▶ What the task requires: Look through the material below. Copy each line that contains the string "stem".

==== Records to process ====

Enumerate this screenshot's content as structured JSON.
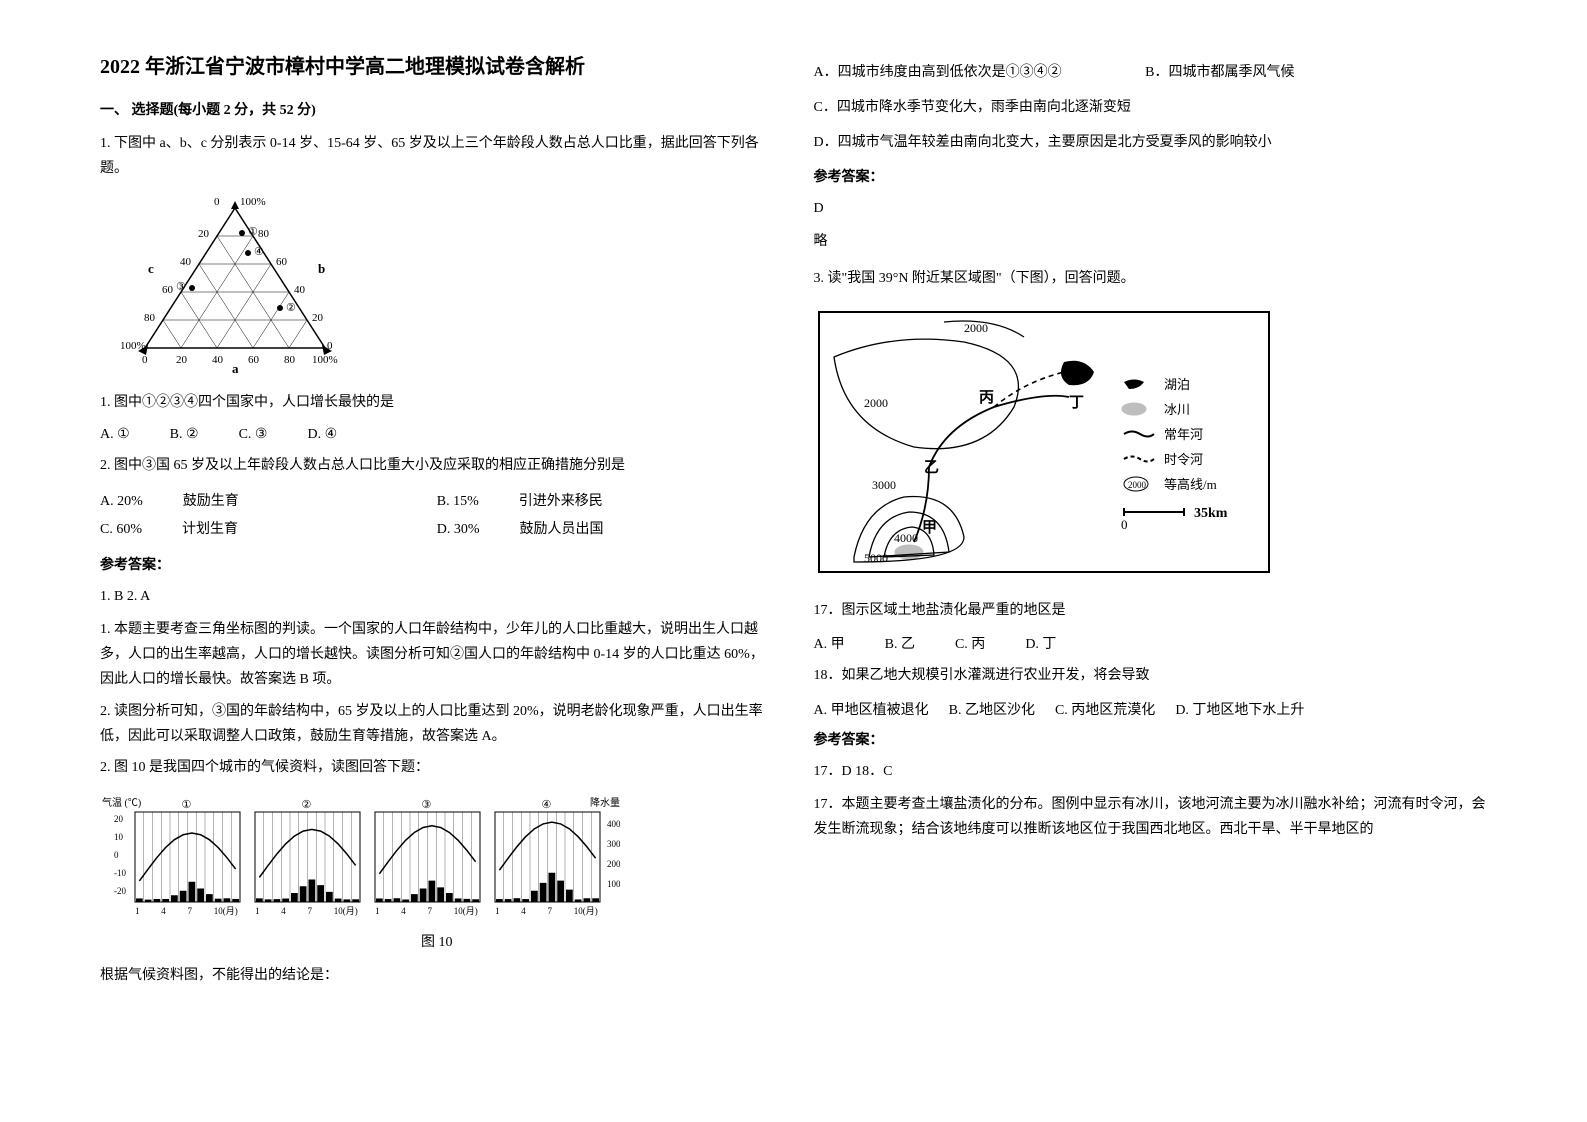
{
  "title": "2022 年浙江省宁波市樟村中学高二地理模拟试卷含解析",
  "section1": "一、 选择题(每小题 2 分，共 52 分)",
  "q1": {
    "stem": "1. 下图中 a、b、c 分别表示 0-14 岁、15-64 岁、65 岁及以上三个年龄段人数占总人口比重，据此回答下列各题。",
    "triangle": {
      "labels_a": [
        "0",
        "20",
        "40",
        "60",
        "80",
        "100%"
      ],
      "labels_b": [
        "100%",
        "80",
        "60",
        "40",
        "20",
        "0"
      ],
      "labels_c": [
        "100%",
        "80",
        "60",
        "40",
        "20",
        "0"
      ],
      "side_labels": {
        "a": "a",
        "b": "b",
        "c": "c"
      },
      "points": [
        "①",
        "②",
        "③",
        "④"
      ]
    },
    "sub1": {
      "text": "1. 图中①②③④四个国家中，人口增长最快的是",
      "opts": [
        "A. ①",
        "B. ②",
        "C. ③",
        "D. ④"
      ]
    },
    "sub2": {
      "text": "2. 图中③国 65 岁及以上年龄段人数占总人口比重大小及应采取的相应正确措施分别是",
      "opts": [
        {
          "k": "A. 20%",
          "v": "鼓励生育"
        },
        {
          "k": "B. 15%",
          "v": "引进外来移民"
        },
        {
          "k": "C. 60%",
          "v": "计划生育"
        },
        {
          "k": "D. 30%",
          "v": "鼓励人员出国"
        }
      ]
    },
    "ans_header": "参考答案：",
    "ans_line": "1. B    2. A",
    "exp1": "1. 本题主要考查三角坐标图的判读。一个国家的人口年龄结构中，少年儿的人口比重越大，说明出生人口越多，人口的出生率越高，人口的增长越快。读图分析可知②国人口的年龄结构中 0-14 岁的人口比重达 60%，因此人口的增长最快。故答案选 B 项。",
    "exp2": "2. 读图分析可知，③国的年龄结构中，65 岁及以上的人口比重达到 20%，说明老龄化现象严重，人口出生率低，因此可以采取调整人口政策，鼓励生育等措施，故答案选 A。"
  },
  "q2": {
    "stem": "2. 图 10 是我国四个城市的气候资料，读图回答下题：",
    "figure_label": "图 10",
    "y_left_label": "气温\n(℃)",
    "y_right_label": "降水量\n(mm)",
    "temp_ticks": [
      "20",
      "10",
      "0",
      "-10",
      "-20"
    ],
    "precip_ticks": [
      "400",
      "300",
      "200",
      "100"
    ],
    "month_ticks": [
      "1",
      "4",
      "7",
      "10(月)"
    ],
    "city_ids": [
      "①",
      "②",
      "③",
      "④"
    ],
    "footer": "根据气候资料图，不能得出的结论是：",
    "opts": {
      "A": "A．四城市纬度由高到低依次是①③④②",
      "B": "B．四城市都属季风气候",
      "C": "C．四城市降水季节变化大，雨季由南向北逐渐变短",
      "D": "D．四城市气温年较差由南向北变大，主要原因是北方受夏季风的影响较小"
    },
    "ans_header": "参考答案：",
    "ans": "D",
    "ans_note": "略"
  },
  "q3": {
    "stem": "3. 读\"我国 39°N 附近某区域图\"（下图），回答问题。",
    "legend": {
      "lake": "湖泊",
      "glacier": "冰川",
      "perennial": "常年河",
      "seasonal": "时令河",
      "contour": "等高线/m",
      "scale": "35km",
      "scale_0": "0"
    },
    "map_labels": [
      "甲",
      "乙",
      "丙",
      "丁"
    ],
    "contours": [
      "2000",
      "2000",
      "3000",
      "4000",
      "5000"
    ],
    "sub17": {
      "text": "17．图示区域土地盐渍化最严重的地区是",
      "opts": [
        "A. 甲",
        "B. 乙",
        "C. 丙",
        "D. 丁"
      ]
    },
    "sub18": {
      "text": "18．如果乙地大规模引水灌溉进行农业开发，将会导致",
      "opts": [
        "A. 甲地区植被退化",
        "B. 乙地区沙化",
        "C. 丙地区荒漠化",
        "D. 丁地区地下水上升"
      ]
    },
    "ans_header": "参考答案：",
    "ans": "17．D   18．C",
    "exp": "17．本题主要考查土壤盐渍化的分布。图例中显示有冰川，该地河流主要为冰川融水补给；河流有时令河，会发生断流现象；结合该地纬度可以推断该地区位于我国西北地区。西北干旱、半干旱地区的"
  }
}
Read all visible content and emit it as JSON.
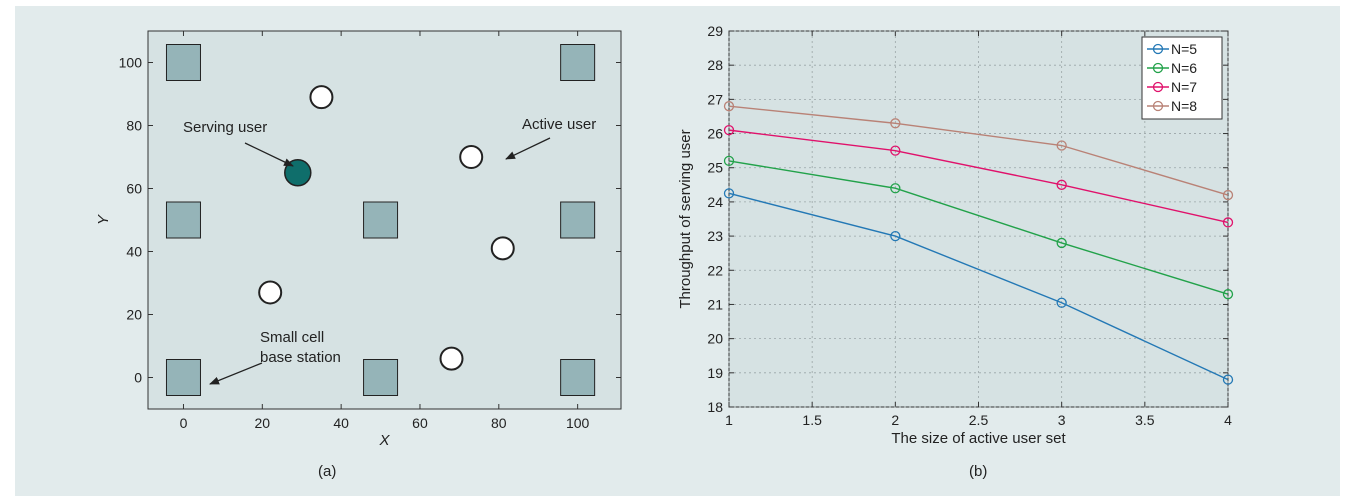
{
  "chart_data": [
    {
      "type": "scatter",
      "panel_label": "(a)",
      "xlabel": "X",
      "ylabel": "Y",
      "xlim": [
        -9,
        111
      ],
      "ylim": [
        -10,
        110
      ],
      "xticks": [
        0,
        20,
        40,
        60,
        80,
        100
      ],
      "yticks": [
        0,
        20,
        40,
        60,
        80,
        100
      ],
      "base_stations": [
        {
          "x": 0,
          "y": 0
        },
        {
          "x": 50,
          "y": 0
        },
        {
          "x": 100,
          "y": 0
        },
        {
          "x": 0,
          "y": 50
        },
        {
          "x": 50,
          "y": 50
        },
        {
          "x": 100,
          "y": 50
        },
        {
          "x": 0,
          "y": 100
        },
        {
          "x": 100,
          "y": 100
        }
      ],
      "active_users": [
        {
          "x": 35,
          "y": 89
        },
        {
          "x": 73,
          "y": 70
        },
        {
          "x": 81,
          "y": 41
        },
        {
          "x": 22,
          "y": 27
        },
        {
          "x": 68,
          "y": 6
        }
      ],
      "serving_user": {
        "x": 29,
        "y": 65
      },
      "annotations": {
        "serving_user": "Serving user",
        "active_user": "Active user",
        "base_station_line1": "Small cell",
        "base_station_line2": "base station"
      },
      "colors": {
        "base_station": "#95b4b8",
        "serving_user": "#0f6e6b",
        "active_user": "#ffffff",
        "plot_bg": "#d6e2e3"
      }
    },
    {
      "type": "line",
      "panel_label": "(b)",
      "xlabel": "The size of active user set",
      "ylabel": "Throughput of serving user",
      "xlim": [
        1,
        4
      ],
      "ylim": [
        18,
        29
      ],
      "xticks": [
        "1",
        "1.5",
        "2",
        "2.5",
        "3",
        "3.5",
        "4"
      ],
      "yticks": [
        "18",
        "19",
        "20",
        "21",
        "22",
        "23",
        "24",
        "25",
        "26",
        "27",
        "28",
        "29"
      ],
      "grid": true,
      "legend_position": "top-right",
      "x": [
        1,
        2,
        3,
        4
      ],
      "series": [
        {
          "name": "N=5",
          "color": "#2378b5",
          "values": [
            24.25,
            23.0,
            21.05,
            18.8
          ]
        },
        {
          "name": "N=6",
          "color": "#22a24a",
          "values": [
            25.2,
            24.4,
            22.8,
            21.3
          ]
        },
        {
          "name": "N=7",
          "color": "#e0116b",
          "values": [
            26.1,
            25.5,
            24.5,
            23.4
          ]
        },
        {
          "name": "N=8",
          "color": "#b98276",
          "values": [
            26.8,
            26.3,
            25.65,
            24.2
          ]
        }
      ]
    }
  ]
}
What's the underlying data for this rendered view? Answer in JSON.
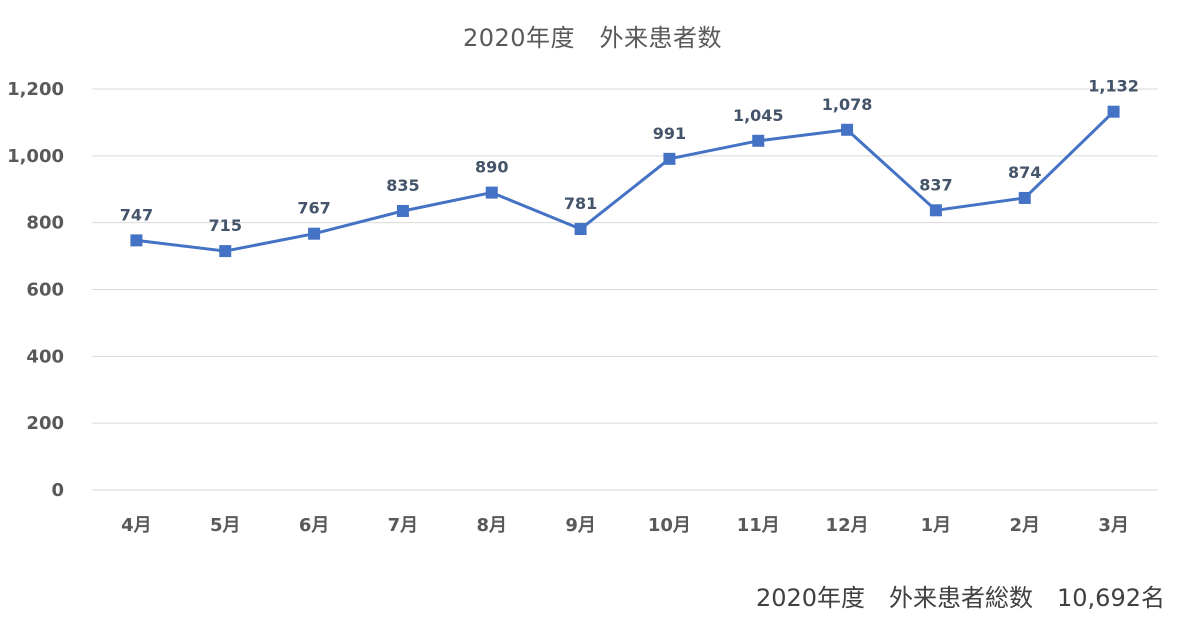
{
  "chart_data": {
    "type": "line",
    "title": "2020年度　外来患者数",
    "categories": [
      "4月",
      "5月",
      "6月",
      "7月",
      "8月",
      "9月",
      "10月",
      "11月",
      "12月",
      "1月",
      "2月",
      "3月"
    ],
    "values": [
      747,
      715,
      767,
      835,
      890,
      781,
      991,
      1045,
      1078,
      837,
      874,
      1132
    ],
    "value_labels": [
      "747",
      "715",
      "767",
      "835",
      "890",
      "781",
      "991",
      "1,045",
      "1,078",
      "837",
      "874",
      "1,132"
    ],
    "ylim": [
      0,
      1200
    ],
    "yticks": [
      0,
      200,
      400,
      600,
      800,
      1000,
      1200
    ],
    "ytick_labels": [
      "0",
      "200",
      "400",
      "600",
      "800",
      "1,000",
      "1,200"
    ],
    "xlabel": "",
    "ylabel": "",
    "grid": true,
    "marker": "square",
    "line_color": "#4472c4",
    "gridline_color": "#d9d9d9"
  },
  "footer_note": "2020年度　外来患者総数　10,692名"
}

====

▶ Exercise result:
    "stem": "1. 下图中 a、b、c 分别表示 0-14 岁、15-64 岁、65 岁及以上三个年龄段人数占总人口比重，据此回答下列各题。",
    "stem": "2. 图 10 是我国四个城市的气候资料，读图回答下题：",
    "stem": "3. 读\"我国 39°N 附近某区域图\"（下图），回答问题。",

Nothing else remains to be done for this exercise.